• _TASK DESCRIPTION_:
Count every line where "more" occurs. Give the total alone.

#####

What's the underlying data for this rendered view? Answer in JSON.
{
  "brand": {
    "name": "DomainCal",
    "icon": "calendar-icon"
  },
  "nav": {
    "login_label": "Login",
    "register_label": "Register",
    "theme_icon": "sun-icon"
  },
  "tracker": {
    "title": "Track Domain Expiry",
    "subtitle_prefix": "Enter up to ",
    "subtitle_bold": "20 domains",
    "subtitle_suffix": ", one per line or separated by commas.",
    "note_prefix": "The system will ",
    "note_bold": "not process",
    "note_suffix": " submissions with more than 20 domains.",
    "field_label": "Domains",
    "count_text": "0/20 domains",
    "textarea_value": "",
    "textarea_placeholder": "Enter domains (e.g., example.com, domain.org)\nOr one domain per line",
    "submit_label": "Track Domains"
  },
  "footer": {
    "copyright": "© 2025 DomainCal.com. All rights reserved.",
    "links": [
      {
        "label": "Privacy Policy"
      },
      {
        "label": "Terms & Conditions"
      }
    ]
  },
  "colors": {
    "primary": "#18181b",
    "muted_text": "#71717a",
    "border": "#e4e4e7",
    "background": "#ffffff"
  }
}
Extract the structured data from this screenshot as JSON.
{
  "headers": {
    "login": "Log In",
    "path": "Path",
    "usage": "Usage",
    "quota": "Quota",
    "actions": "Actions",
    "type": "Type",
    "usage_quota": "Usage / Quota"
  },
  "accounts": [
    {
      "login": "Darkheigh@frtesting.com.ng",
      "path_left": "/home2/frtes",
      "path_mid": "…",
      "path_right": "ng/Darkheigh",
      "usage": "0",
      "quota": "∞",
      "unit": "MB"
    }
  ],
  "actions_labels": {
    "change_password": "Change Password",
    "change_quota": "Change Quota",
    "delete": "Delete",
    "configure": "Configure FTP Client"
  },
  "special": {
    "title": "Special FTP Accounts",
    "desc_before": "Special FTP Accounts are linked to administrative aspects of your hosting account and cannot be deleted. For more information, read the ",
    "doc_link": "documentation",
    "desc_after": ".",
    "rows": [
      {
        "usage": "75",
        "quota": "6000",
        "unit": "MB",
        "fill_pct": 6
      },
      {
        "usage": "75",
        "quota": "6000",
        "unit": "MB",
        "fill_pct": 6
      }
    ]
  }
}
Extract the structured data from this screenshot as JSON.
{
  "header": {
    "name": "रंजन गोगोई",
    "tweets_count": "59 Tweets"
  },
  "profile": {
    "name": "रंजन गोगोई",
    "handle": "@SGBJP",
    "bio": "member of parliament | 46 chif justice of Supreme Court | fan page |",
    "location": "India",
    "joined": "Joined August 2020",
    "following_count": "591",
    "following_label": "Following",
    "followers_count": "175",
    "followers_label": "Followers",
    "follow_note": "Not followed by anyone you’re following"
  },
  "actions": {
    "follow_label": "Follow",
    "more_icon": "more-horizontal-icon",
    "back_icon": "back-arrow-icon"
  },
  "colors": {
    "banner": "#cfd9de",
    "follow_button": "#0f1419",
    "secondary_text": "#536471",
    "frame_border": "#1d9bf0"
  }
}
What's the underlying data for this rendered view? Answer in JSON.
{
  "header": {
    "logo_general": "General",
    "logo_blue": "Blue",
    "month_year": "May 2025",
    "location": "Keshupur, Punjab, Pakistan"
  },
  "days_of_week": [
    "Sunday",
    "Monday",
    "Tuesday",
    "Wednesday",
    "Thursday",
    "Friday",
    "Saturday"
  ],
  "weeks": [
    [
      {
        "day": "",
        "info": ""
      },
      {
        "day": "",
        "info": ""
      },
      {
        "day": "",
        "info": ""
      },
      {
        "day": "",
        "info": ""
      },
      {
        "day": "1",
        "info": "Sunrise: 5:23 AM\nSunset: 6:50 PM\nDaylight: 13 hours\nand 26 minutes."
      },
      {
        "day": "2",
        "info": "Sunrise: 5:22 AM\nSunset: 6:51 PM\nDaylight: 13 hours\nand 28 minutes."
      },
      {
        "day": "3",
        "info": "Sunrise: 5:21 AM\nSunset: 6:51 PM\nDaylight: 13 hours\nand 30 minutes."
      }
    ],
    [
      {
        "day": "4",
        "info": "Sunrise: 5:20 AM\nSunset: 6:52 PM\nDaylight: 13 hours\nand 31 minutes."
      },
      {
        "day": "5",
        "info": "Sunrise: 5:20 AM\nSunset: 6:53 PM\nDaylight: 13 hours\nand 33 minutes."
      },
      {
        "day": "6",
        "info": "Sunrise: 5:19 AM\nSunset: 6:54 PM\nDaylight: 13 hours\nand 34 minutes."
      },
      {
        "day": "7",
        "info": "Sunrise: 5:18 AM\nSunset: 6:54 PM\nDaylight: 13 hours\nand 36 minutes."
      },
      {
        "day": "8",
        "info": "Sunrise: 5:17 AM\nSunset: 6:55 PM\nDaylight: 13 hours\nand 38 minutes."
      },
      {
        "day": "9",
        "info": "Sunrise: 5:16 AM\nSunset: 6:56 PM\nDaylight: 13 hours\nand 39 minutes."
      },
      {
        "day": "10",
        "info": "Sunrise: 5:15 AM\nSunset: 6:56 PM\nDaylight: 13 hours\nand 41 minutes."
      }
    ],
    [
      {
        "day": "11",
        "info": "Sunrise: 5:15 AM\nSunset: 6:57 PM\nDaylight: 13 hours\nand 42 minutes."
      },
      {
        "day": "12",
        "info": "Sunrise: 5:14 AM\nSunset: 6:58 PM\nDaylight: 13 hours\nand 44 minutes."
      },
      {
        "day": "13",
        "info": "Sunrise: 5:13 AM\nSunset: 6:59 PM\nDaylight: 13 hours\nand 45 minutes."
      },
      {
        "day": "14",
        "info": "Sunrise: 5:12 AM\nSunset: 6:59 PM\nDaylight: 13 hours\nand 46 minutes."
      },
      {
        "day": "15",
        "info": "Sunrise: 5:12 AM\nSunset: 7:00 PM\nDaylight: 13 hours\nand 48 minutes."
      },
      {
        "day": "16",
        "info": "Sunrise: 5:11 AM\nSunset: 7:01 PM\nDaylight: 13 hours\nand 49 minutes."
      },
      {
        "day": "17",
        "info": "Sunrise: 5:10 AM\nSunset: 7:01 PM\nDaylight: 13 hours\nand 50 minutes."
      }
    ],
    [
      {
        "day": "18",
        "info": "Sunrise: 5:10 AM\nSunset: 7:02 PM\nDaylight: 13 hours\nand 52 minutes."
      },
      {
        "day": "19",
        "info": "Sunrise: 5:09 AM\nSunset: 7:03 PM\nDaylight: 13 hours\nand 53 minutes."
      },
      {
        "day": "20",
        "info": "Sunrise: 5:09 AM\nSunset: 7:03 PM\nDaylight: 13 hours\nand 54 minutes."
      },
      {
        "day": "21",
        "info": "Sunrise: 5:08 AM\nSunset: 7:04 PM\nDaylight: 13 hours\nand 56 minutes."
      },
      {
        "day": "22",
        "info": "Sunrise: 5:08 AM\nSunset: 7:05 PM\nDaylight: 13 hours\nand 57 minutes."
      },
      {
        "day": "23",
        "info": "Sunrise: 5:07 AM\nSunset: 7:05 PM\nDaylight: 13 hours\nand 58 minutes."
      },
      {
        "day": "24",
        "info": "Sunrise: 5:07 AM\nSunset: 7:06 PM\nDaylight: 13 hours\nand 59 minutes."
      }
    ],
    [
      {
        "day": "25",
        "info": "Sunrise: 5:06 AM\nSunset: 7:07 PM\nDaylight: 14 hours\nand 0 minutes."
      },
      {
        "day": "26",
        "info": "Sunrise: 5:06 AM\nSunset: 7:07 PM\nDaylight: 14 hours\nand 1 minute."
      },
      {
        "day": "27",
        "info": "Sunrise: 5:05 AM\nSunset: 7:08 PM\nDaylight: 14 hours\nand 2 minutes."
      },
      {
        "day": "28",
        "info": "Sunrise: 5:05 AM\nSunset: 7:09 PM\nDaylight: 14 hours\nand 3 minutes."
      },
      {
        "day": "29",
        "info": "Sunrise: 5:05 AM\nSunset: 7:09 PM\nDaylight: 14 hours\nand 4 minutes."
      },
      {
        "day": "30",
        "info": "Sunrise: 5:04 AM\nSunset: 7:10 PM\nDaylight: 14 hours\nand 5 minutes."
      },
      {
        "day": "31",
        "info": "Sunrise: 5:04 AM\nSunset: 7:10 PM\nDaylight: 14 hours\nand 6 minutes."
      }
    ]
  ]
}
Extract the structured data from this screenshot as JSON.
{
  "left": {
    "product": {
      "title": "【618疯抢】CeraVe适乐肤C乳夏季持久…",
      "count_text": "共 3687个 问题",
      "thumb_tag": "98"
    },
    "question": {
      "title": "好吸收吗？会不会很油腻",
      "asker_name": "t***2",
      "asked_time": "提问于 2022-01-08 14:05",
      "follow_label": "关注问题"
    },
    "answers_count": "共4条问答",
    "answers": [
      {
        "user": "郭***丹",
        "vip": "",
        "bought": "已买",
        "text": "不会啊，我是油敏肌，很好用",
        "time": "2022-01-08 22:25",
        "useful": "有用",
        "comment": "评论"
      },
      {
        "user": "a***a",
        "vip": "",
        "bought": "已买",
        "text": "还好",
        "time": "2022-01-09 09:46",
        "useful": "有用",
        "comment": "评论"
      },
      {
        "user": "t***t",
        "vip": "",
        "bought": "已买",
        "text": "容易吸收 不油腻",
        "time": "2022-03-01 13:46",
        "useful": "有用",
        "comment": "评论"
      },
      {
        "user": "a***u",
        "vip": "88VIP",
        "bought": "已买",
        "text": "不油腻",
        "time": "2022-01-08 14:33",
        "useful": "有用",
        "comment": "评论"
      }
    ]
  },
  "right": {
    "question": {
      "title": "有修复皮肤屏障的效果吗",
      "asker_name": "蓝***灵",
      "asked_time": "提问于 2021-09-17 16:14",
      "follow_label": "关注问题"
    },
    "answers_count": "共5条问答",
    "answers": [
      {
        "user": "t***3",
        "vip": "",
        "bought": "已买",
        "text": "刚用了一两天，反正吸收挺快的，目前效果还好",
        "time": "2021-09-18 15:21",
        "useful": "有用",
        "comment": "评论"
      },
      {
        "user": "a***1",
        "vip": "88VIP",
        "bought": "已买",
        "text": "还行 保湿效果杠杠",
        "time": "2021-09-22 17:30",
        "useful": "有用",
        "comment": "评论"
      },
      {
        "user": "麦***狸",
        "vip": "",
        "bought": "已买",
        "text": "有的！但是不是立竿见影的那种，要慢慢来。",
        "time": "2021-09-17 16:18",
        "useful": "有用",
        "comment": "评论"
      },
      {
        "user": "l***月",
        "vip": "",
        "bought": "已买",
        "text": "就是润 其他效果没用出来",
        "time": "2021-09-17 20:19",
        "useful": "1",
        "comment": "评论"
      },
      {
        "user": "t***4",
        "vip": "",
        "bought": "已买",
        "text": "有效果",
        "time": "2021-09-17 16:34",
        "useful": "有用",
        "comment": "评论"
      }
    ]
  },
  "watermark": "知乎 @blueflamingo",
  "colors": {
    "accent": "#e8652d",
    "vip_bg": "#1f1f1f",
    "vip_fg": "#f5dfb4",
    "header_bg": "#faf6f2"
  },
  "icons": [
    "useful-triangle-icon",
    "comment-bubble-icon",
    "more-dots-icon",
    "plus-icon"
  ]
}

#####

• _WRITTEN RESPONSE_:
4